> **SET EXERCISE**: Reproduce each line of the records below verbatim, leaving out the pictures.

────

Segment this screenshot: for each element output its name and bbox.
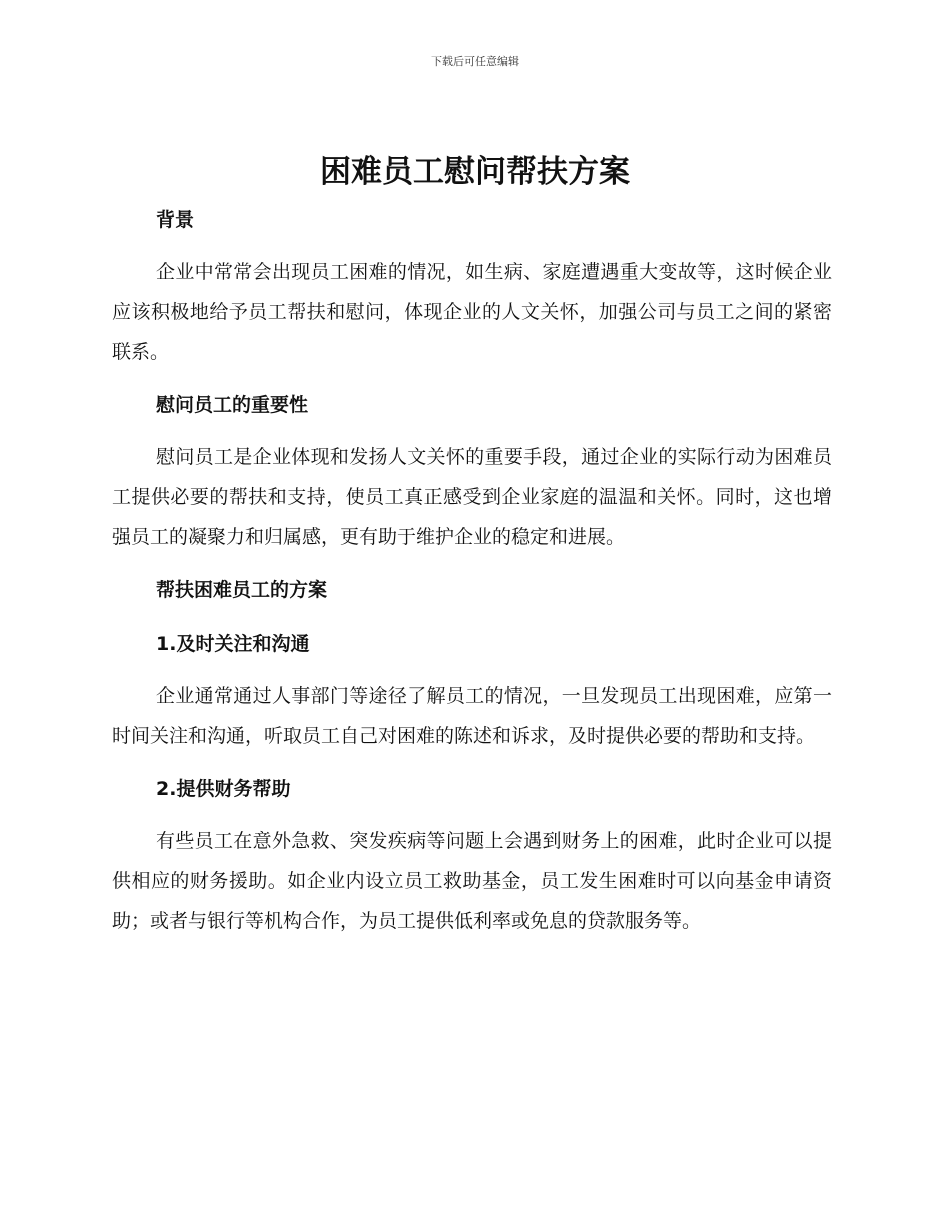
paragraph-financial-help: 有些员工在意外急救、突发疾病等问题上会遇到财务上的困难，此时企业可以提供相应的财务援助。如企业内设立员工救助基金，员工发生困难时可以向基金申请资助；或者与银行等机构合作，为员工提供低利率或免息的贷款服务等。 xyxy=(112,830,832,932)
section-heading-financial-help: 2.提供财务帮助 xyxy=(156,778,291,800)
document-title: 困难员工慰问帮扶方案 xyxy=(320,154,630,190)
section-heading-background: 背景 xyxy=(156,209,195,231)
page-header: 下载后可任意编辑 xyxy=(431,55,519,68)
section-heading-plan: 帮扶困难员工的方案 xyxy=(156,579,328,601)
section-heading-communication: 1.及时关注和沟通 xyxy=(156,633,310,655)
document-body xyxy=(112,198,832,941)
paragraph-communication: 企业通常通过人事部门等途径了解员工的情况，一旦发现员工出现困难，应第一时间关注和沟通，听取员工自己对困难的陈述和诉求，及时提供必要的帮助和支持。 xyxy=(112,685,832,747)
paragraph-background: 企业中常常会出现员工困难的情况，如生病、家庭遭遇重大变故等，这时候企业应该积极地给予员工帮扶和慰问，体现企业的人文关怀，加强公司与员工之间的紧密联系。 xyxy=(112,261,832,363)
section-heading-importance: 慰问员工的重要性 xyxy=(156,394,309,416)
paragraph-importance: 慰问员工是企业体现和发扬人文关怀的重要手段，通过企业的实际行动为困难员工提供必要的帮扶和支持，使员工真正感受到企业家庭的温温和关怀。同时，这也增强员工的凝聚力和归属感，更有助于维护企业的稳定和进展。 xyxy=(112,446,832,548)
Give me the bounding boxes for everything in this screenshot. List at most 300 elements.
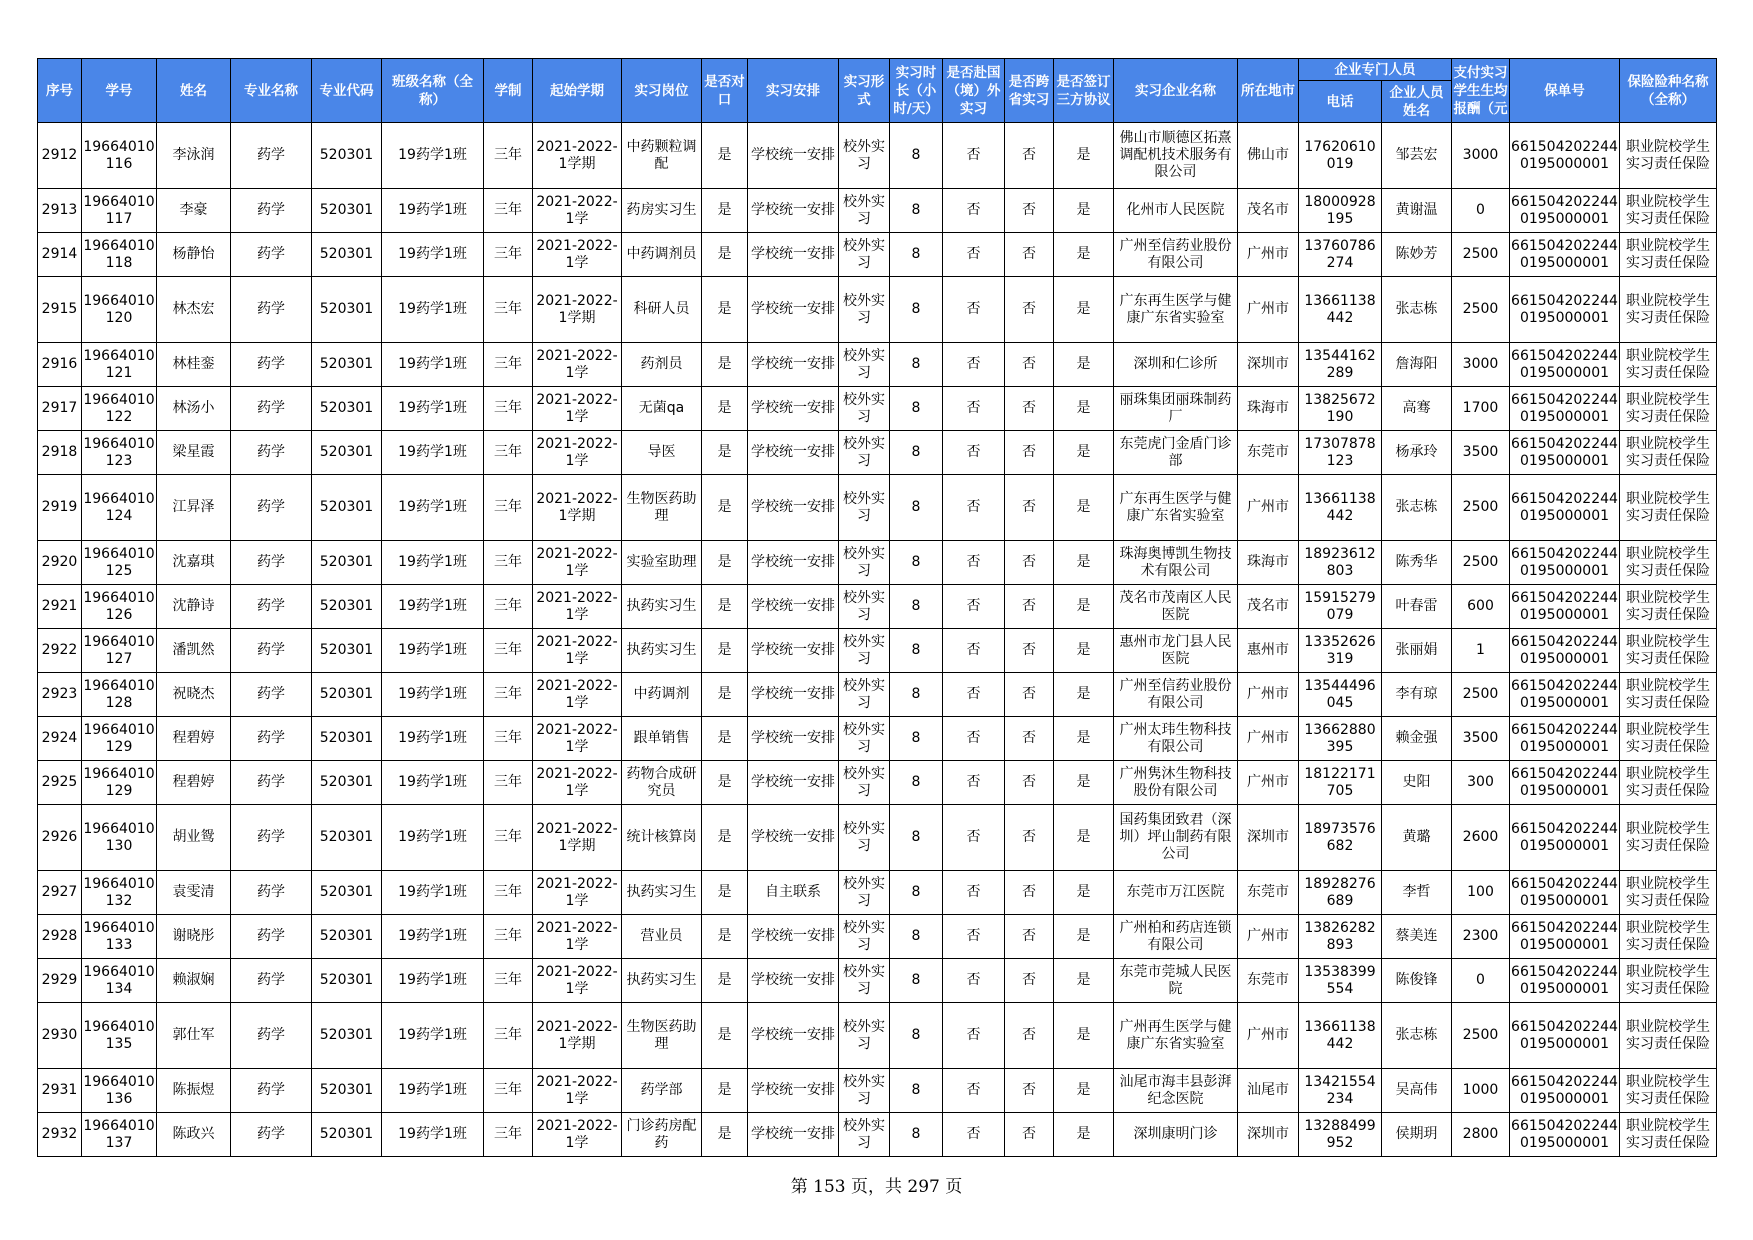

────

> **SOLUTION BELOW**:
Segment this screenshot: for each element output its name and bbox.
paragraph-financial-help: 有些员工在意外急救、突发疾病等问题上会遇到财务上的困难，此时企业可以提供相应的财务援助。如企业内设立员工救助基金，员工发生困难时可以向基金申请资助；或者与银行等机构合作，为员工提供低利率或免息的贷款服务等。 xyxy=(112,830,832,932)
section-heading-financial-help: 2.提供财务帮助 xyxy=(156,778,291,800)
document-title: 困难员工慰问帮扶方案 xyxy=(320,154,630,190)
section-heading-background: 背景 xyxy=(156,209,195,231)
page-header: 下载后可任意编辑 xyxy=(431,55,519,68)
section-heading-plan: 帮扶困难员工的方案 xyxy=(156,579,328,601)
section-heading-communication: 1.及时关注和沟通 xyxy=(156,633,310,655)
document-body xyxy=(112,198,832,941)
paragraph-communication: 企业通常通过人事部门等途径了解员工的情况，一旦发现员工出现困难，应第一时间关注和沟通，听取员工自己对困难的陈述和诉求，及时提供必要的帮助和支持。 xyxy=(112,685,832,747)
paragraph-background: 企业中常常会出现员工困难的情况，如生病、家庭遭遇重大变故等，这时候企业应该积极地给予员工帮扶和慰问，体现企业的人文关怀，加强公司与员工之间的紧密联系。 xyxy=(112,261,832,363)
section-heading-importance: 慰问员工的重要性 xyxy=(156,394,309,416)
paragraph-importance: 慰问员工是企业体现和发扬人文关怀的重要手段，通过企业的实际行动为困难员工提供必要的帮扶和支持，使员工真正感受到企业家庭的温温和关怀。同时，这也增强员工的凝聚力和归属感，更有助于维护企业的稳定和进展。 xyxy=(112,446,832,548)
Give me the bounding boxes for everything in this screenshot. List at most 300 elements.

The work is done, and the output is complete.